* _Given request_
Within the records below, find each line that holds the string "half", then copy it.

* _Input data_
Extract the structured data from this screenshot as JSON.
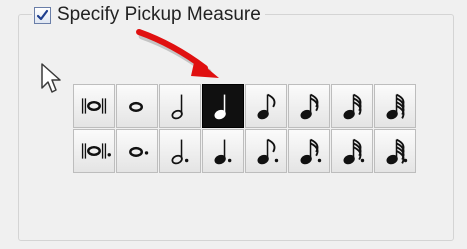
{
  "pickup": {
    "label": "Specify Pickup Measure",
    "checked": true
  },
  "durations": {
    "rows": [
      {
        "dotted": false,
        "items": [
          {
            "name": "breve",
            "icon": "breve-icon",
            "selected": false
          },
          {
            "name": "whole",
            "icon": "whole-note-icon",
            "selected": false
          },
          {
            "name": "half",
            "icon": "half-note-icon",
            "selected": false
          },
          {
            "name": "quarter",
            "icon": "quarter-note-icon",
            "selected": true
          },
          {
            "name": "eighth",
            "icon": "eighth-note-icon",
            "selected": false
          },
          {
            "name": "sixteenth",
            "icon": "sixteenth-note-icon",
            "selected": false
          },
          {
            "name": "thirty-second",
            "icon": "thirty-second-note-icon",
            "selected": false
          },
          {
            "name": "sixty-fourth",
            "icon": "sixty-fourth-note-icon",
            "selected": false
          }
        ]
      },
      {
        "dotted": true,
        "items": [
          {
            "name": "dotted-breve",
            "icon": "dotted-breve-icon",
            "selected": false
          },
          {
            "name": "dotted-whole",
            "icon": "dotted-whole-note-icon",
            "selected": false
          },
          {
            "name": "dotted-half",
            "icon": "dotted-half-note-icon",
            "selected": false
          },
          {
            "name": "dotted-quarter",
            "icon": "dotted-quarter-note-icon",
            "selected": false
          },
          {
            "name": "dotted-eighth",
            "icon": "dotted-eighth-note-icon",
            "selected": false
          },
          {
            "name": "dotted-sixteenth",
            "icon": "dotted-sixteenth-note-icon",
            "selected": false
          },
          {
            "name": "dotted-thirty-second",
            "icon": "dotted-thirty-second-note-icon",
            "selected": false
          },
          {
            "name": "dotted-sixty-fourth",
            "icon": "dotted-sixty-fourth-note-icon",
            "selected": false
          }
        ]
      }
    ]
  },
  "annotation": {
    "arrow_color": "#e01010",
    "arrow_icon": "red-pointer-arrow-icon"
  },
  "colors": {
    "selected_bg": "#101010",
    "glyph": "#111111",
    "checkbox_mark": "#1f3f8f"
  }
}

* _Output below_
            "name": "half",
            "icon": "half-note-icon",
            "name": "dotted-half",
            "icon": "dotted-half-note-icon",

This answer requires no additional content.